**What this task involves**:
Return the listing below exactly, with the pictures dropped.
■ ■ ■ ■
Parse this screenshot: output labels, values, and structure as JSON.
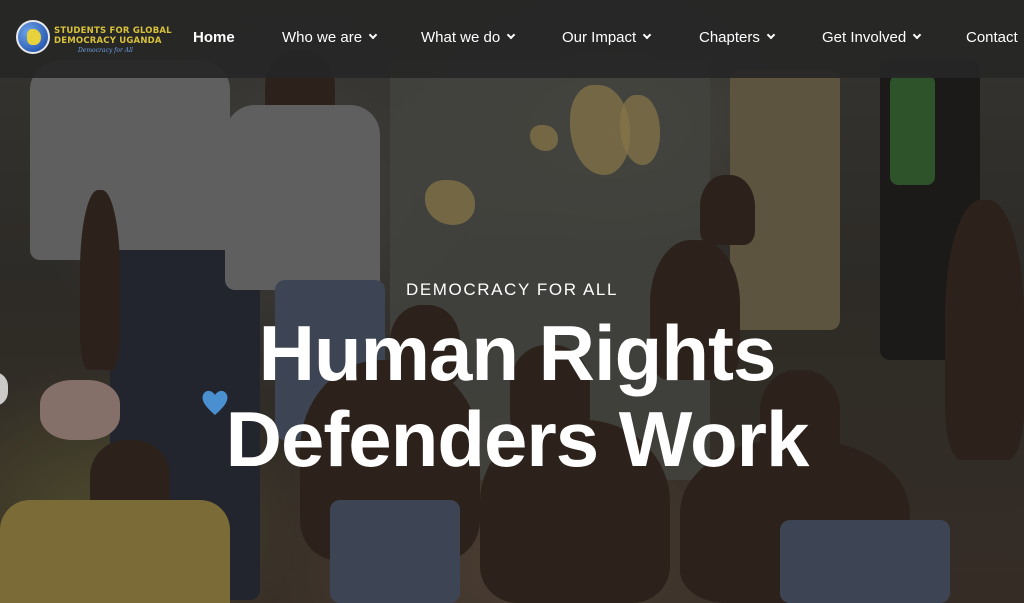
{
  "logo": {
    "line1": "STUDENTS FOR GLOBAL",
    "line2": "DEMOCRACY UGANDA",
    "tagline": "Democracy for All"
  },
  "nav": {
    "items": [
      {
        "label": "Home",
        "active": true,
        "dropdown": false
      },
      {
        "label": "Who we are",
        "active": false,
        "dropdown": true
      },
      {
        "label": "What we do",
        "active": false,
        "dropdown": true
      },
      {
        "label": "Our Impact",
        "active": false,
        "dropdown": true
      },
      {
        "label": "Chapters",
        "active": false,
        "dropdown": true
      },
      {
        "label": "Get Involved",
        "active": false,
        "dropdown": true
      },
      {
        "label": "Contact",
        "active": false,
        "dropdown": false
      }
    ]
  },
  "hero": {
    "eyebrow": "DEMOCRACY FOR ALL",
    "headline_line1": "Human Rights",
    "headline_line2": "Defenders Work",
    "heart_icon": "heart-icon"
  },
  "colors": {
    "nav_bg": "#262626",
    "logo_text": "#d8c23a",
    "logo_tagline": "#6ea0e6",
    "heart": "#4a90d0",
    "text": "#ffffff"
  }
}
■ ■ ■ ■
**Expected answer**:
Parse this screenshot: output labels, values, and structure as JSON.
{
  "logo": {
    "line1": "STUDENTS FOR GLOBAL",
    "line2": "DEMOCRACY UGANDA",
    "tagline": "Democracy for All"
  },
  "nav": {
    "items": [
      {
        "label": "Home",
        "active": true,
        "dropdown": false
      },
      {
        "label": "Who we are",
        "active": false,
        "dropdown": true
      },
      {
        "label": "What we do",
        "active": false,
        "dropdown": true
      },
      {
        "label": "Our Impact",
        "active": false,
        "dropdown": true
      },
      {
        "label": "Chapters",
        "active": false,
        "dropdown": true
      },
      {
        "label": "Get Involved",
        "active": false,
        "dropdown": true
      },
      {
        "label": "Contact",
        "active": false,
        "dropdown": false
      }
    ]
  },
  "hero": {
    "eyebrow": "DEMOCRACY FOR ALL",
    "headline_line1": "Human Rights",
    "headline_line2": "Defenders Work",
    "heart_icon": "heart-icon"
  },
  "colors": {
    "nav_bg": "#262626",
    "logo_text": "#d8c23a",
    "logo_tagline": "#6ea0e6",
    "heart": "#4a90d0",
    "text": "#ffffff"
  }
}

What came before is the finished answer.